— start GIVEN INFORMATION —
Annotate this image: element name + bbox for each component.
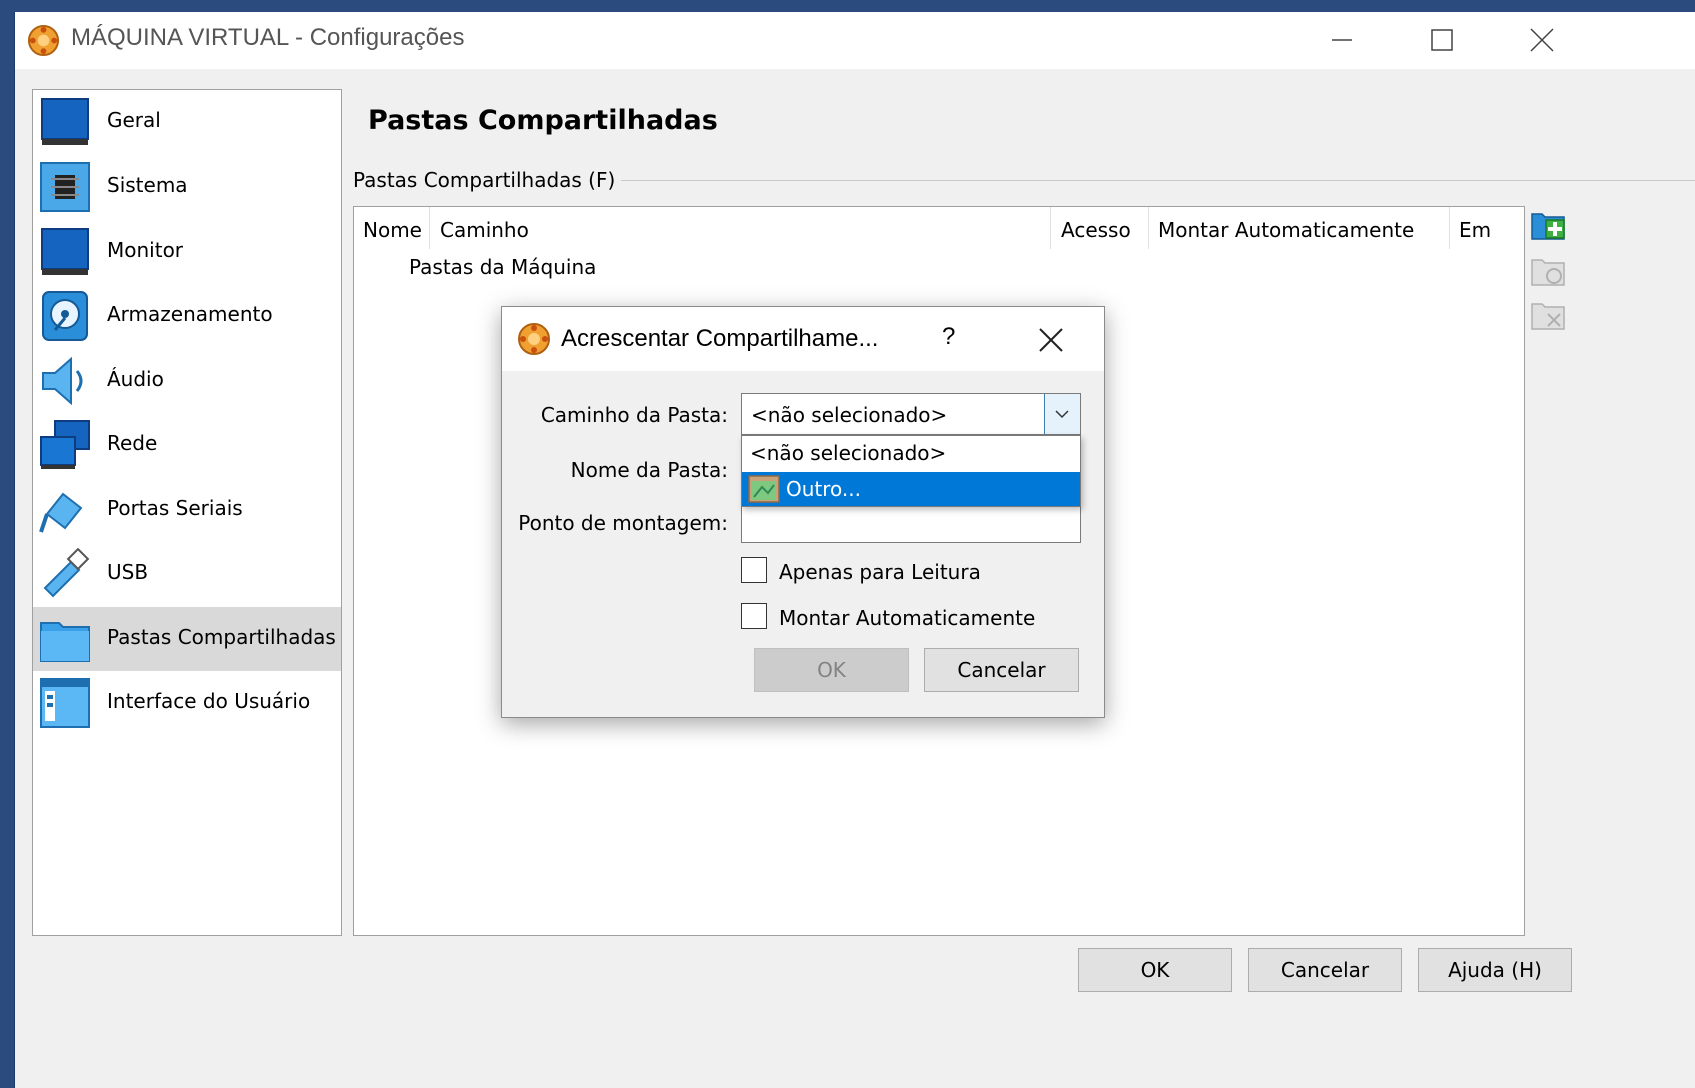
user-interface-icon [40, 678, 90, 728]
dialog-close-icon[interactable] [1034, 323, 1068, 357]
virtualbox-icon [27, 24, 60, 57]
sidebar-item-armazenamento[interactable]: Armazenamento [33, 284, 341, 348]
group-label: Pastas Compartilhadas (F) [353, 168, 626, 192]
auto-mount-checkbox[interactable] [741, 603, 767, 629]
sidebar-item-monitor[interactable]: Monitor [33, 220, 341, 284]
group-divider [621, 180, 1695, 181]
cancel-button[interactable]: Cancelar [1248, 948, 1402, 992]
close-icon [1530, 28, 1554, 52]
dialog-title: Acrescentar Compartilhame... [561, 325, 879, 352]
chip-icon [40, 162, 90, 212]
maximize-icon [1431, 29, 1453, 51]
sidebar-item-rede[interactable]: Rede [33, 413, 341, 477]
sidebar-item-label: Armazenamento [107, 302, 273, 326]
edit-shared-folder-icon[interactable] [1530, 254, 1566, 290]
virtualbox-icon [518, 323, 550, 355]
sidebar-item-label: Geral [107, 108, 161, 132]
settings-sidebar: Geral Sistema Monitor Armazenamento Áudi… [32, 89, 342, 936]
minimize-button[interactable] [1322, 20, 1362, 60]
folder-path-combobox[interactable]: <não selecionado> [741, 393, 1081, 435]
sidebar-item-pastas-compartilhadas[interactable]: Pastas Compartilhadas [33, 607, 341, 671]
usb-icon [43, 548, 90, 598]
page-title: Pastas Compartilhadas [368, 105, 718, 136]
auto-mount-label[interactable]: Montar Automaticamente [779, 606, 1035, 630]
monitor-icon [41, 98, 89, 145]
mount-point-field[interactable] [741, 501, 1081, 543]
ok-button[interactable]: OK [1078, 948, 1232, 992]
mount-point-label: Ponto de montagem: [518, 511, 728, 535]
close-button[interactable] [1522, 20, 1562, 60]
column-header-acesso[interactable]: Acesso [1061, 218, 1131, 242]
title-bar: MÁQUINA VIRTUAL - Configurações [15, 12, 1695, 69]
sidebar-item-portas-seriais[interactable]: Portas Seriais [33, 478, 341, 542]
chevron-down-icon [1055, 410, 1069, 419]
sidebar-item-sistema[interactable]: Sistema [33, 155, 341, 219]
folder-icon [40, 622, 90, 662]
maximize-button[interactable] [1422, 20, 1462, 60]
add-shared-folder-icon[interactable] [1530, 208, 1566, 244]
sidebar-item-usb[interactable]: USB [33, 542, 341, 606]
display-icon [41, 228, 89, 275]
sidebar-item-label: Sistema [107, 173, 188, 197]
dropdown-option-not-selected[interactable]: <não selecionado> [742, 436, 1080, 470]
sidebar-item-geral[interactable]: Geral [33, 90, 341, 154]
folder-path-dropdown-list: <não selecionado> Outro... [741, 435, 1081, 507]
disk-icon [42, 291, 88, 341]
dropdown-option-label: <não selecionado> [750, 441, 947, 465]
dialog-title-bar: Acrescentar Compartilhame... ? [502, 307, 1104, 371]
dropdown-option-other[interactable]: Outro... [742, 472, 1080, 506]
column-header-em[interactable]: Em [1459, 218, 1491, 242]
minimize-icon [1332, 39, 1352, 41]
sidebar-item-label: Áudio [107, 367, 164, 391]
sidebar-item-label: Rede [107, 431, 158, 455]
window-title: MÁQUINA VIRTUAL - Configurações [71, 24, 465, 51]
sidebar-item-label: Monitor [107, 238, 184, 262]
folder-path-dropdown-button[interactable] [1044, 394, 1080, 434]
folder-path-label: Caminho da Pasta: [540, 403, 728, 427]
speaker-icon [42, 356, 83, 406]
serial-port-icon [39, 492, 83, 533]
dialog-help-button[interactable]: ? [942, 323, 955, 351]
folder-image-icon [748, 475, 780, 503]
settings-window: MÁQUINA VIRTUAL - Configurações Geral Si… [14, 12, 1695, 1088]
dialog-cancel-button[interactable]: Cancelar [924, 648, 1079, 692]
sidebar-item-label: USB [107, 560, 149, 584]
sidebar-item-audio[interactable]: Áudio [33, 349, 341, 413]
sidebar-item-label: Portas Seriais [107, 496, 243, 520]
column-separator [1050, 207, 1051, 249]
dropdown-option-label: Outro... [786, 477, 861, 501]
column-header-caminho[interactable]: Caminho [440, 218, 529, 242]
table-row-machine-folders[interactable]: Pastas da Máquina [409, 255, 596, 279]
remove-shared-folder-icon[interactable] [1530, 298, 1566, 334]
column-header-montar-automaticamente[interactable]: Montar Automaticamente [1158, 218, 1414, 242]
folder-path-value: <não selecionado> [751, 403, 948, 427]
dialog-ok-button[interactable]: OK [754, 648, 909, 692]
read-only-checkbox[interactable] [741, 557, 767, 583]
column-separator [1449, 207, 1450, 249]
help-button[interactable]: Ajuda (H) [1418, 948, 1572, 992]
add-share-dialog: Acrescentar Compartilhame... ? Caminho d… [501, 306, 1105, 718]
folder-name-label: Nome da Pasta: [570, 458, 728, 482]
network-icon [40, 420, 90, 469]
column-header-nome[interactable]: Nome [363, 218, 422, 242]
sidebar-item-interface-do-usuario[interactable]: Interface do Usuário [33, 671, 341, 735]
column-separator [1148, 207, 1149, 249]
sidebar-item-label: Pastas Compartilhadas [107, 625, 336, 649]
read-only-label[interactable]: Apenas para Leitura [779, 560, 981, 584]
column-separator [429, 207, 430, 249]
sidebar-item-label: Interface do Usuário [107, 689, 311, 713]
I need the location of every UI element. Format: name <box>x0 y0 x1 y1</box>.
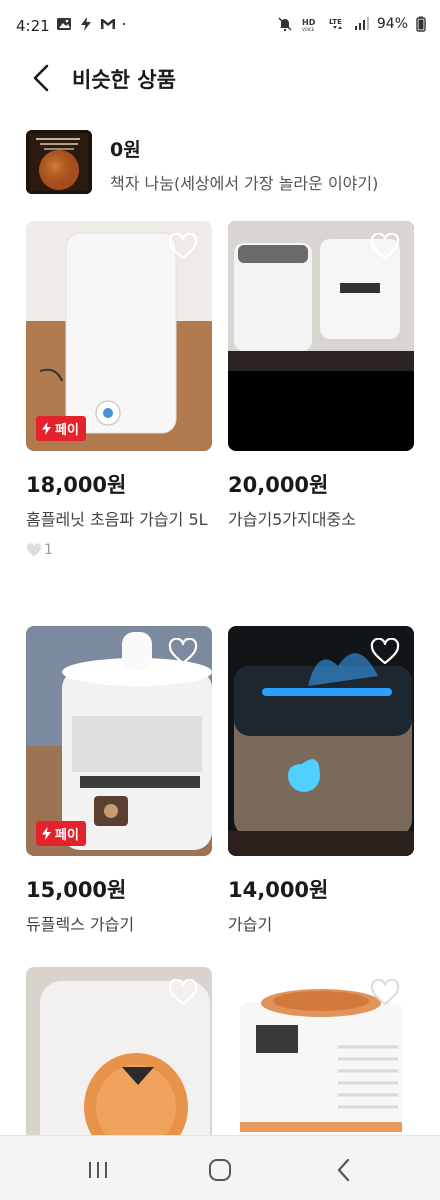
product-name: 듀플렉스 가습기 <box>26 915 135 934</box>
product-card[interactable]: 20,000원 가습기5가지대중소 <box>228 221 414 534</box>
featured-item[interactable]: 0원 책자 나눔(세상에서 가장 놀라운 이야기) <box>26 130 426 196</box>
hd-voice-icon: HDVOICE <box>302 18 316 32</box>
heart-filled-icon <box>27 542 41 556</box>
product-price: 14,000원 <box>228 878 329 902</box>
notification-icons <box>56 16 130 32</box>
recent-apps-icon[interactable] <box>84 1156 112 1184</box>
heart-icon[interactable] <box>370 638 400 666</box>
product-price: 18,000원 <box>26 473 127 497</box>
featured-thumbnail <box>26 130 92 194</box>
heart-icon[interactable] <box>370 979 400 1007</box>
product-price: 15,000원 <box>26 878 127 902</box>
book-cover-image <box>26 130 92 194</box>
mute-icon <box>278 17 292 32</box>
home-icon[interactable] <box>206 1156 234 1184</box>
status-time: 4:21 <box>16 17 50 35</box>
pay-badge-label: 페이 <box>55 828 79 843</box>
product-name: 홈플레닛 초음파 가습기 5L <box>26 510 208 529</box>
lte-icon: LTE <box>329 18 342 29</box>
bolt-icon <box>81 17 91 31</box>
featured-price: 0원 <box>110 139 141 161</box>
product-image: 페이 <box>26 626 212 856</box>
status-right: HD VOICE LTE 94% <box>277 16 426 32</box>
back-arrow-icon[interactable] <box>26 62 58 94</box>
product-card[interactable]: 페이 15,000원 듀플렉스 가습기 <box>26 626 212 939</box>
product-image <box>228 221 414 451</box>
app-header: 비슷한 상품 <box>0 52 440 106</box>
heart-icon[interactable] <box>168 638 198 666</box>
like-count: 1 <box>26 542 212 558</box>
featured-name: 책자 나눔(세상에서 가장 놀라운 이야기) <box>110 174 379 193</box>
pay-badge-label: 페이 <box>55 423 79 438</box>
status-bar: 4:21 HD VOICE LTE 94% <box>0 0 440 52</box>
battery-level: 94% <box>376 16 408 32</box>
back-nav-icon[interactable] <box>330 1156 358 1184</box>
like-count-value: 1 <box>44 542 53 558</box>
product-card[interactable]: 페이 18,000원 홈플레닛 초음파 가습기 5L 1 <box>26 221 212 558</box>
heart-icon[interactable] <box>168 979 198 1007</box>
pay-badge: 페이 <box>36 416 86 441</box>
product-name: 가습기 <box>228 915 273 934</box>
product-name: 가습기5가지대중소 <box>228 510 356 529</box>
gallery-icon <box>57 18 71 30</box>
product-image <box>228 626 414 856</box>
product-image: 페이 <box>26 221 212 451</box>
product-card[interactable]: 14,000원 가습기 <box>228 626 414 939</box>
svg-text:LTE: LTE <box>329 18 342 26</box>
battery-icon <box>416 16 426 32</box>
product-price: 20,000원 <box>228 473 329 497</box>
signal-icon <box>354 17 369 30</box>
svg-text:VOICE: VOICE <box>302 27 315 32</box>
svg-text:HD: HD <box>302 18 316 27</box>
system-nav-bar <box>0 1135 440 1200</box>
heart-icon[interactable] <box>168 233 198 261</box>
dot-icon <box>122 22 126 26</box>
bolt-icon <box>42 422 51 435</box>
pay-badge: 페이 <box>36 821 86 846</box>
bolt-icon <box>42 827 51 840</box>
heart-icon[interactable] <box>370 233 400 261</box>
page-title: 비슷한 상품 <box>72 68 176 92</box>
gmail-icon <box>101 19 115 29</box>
— end GIVEN INFORMATION —
EXERCISE DESCRIPTION -> Update the lines from the one containing "user-interface-icon [40, 678, 90, 728]" through the one containing "sidebar-item-usb[interactable]: USB [33, 542, 341, 606]", inclusive, so that "sidebar-item" reads "menu-item" throughout, and leave everything else unchanged.

EXERCISE OUTPUT ->
user-interface-icon [40, 678, 90, 728]
dialog-close-icon[interactable] [1034, 323, 1068, 357]
virtualbox-icon [27, 24, 60, 57]
menu-item-armazenamento[interactable]: Armazenamento [33, 284, 341, 348]
group-label: Pastas Compartilhadas (F) [353, 168, 626, 192]
auto-mount-checkbox[interactable] [741, 603, 767, 629]
menu-item-monitor[interactable]: Monitor [33, 220, 341, 284]
group-divider [621, 180, 1695, 181]
cancel-button[interactable]: Cancelar [1248, 948, 1402, 992]
close-icon [1530, 28, 1554, 52]
dialog-title: Acrescentar Compartilhame... [561, 325, 879, 352]
chip-icon [40, 162, 90, 212]
maximize-icon [1431, 29, 1453, 51]
menu-item-rede[interactable]: Rede [33, 413, 341, 477]
menu-item-label: Armazenamento [107, 302, 273, 326]
edit-shared-folder-icon[interactable] [1530, 254, 1566, 290]
virtualbox-icon [518, 323, 550, 355]
menu-item-label: Geral [107, 108, 161, 132]
settings-sidebar: Geral Sistema Monitor Armazenamento Áudi… [32, 89, 342, 936]
minimize-button[interactable] [1322, 20, 1362, 60]
folder-path-combobox[interactable]: <não selecionado> [741, 393, 1081, 435]
menu-item-pastas-compartilhadas[interactable]: Pastas Compartilhadas [33, 607, 341, 671]
usb-icon [43, 548, 90, 598]
page-title: Pastas Compartilhadas [368, 105, 718, 136]
auto-mount-label[interactable]: Montar Automaticamente [779, 606, 1035, 630]
monitor-icon [41, 98, 89, 145]
mount-point-field[interactable] [741, 501, 1081, 543]
ok-button[interactable]: OK [1078, 948, 1232, 992]
mount-point-label: Ponto de montagem: [518, 511, 728, 535]
close-button[interactable] [1522, 20, 1562, 60]
column-header-acesso[interactable]: Acesso [1061, 218, 1131, 242]
title-bar: MÁQUINA VIRTUAL - Configurações [15, 12, 1695, 69]
menu-item-portas-seriais[interactable]: Portas Seriais [33, 478, 341, 542]
chevron-down-icon [1055, 410, 1069, 419]
menu-item-sistema[interactable]: Sistema [33, 155, 341, 219]
folder-icon [40, 622, 90, 662]
maximize-button[interactable] [1422, 20, 1462, 60]
add-shared-folder-icon[interactable] [1530, 208, 1566, 244]
menu-item-usb[interactable]: USB [33, 542, 341, 606]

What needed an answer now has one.